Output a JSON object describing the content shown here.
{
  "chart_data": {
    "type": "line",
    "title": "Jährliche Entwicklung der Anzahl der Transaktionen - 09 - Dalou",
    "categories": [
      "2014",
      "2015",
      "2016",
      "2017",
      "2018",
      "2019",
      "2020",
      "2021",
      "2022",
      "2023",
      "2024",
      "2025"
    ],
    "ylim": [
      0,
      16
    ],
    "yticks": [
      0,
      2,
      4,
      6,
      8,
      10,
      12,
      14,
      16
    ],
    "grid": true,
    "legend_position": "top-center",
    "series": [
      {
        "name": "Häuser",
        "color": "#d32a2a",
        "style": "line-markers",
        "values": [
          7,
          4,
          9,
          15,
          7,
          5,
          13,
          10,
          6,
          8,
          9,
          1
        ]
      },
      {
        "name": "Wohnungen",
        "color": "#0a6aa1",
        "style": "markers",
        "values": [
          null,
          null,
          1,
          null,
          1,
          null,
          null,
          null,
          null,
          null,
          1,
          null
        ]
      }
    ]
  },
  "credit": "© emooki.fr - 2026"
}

------------------------------------

TASK DESCRIPTION »
Output all of the data again, exactly.

COMPLETE ANSWER »
Output a JSON object describing the content shown here.
{
  "chart_data": {
    "type": "line",
    "title": "Jährliche Entwicklung der Anzahl der Transaktionen - 09 - Dalou",
    "categories": [
      "2014",
      "2015",
      "2016",
      "2017",
      "2018",
      "2019",
      "2020",
      "2021",
      "2022",
      "2023",
      "2024",
      "2025"
    ],
    "ylim": [
      0,
      16
    ],
    "yticks": [
      0,
      2,
      4,
      6,
      8,
      10,
      12,
      14,
      16
    ],
    "grid": true,
    "legend_position": "top-center",
    "series": [
      {
        "name": "Häuser",
        "color": "#d32a2a",
        "style": "line-markers",
        "values": [
          7,
          4,
          9,
          15,
          7,
          5,
          13,
          10,
          6,
          8,
          9,
          1
        ]
      },
      {
        "name": "Wohnungen",
        "color": "#0a6aa1",
        "style": "markers",
        "values": [
          null,
          null,
          1,
          null,
          1,
          null,
          null,
          null,
          null,
          null,
          1,
          null
        ]
      }
    ]
  },
  "credit": "© emooki.fr - 2026"
}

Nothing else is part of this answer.